Work required: Present every line in which the string "selected" appears.

---------- Dataset extract

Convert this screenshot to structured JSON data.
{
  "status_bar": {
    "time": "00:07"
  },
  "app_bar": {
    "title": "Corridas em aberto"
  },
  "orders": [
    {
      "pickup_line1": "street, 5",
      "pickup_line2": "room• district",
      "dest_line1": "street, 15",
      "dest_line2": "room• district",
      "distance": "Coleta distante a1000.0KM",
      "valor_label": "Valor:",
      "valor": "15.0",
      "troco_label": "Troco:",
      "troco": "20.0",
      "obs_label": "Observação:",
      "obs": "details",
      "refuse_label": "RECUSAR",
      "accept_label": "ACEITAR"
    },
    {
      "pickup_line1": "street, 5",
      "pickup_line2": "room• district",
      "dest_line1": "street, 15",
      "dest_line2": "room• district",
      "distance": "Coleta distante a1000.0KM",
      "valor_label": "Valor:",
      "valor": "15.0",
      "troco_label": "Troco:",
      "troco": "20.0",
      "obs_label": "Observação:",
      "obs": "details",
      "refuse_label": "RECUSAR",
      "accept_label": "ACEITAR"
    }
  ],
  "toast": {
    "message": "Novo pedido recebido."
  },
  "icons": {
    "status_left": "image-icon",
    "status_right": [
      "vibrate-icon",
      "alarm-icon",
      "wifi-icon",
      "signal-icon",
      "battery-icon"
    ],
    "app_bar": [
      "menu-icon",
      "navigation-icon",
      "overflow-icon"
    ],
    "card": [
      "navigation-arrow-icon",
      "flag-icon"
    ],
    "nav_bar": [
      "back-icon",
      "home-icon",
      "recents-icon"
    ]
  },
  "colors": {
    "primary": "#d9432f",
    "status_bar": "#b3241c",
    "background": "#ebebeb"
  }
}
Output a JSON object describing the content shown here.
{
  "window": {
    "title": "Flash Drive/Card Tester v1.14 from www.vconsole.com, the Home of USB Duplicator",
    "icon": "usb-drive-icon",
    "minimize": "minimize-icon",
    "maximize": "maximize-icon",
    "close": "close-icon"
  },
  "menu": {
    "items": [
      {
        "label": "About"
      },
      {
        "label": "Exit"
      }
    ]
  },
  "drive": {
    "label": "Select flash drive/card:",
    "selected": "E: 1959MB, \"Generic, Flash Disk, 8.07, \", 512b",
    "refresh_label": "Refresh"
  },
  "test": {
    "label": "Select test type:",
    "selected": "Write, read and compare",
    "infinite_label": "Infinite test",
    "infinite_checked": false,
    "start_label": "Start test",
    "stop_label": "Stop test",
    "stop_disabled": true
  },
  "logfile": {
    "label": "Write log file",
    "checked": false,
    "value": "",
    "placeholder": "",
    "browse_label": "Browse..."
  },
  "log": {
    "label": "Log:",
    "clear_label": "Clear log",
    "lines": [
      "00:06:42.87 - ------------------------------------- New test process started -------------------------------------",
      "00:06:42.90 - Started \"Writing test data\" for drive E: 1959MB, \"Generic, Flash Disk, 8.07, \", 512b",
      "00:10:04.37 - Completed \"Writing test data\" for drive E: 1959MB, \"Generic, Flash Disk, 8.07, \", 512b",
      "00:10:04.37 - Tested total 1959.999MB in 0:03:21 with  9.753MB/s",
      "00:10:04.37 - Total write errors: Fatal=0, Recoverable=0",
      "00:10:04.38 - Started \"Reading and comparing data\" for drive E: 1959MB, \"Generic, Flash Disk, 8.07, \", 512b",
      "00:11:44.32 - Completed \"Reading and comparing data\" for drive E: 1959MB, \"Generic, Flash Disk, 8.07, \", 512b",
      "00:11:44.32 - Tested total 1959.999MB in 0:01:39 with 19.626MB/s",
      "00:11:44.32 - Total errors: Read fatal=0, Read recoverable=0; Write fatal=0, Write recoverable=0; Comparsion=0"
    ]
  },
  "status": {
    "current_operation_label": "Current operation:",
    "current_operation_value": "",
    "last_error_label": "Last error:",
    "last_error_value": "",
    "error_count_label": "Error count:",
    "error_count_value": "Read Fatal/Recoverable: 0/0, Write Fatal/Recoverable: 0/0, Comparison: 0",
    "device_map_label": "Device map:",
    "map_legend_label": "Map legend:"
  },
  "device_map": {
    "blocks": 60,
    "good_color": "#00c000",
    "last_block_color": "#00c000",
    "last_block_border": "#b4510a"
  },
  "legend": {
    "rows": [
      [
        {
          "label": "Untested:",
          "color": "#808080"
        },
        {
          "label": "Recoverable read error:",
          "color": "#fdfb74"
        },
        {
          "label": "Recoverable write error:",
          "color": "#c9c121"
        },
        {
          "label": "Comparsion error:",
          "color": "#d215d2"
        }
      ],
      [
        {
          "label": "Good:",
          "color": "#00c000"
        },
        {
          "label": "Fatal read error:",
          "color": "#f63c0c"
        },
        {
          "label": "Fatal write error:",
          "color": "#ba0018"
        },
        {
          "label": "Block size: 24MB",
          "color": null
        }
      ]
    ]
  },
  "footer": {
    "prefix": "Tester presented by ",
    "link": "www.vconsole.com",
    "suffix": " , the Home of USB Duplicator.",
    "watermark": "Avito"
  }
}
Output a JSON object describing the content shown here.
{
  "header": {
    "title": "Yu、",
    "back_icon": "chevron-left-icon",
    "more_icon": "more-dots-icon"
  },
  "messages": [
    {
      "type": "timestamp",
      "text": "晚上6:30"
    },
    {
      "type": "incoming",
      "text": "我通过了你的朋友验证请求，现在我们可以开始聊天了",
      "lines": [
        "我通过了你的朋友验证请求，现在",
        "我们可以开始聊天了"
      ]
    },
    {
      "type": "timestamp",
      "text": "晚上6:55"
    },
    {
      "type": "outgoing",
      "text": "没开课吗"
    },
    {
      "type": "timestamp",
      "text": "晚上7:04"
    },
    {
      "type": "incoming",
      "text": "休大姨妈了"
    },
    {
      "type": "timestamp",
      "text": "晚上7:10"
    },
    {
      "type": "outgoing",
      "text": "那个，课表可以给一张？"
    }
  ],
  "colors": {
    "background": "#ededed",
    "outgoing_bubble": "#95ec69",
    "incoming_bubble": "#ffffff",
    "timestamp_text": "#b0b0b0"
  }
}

--------------------

Finished answer:
    "selected": "E: 1959MB, \"Generic, Flash Disk, 8.07, \", 512b",
    "selected": "Write, read and compare",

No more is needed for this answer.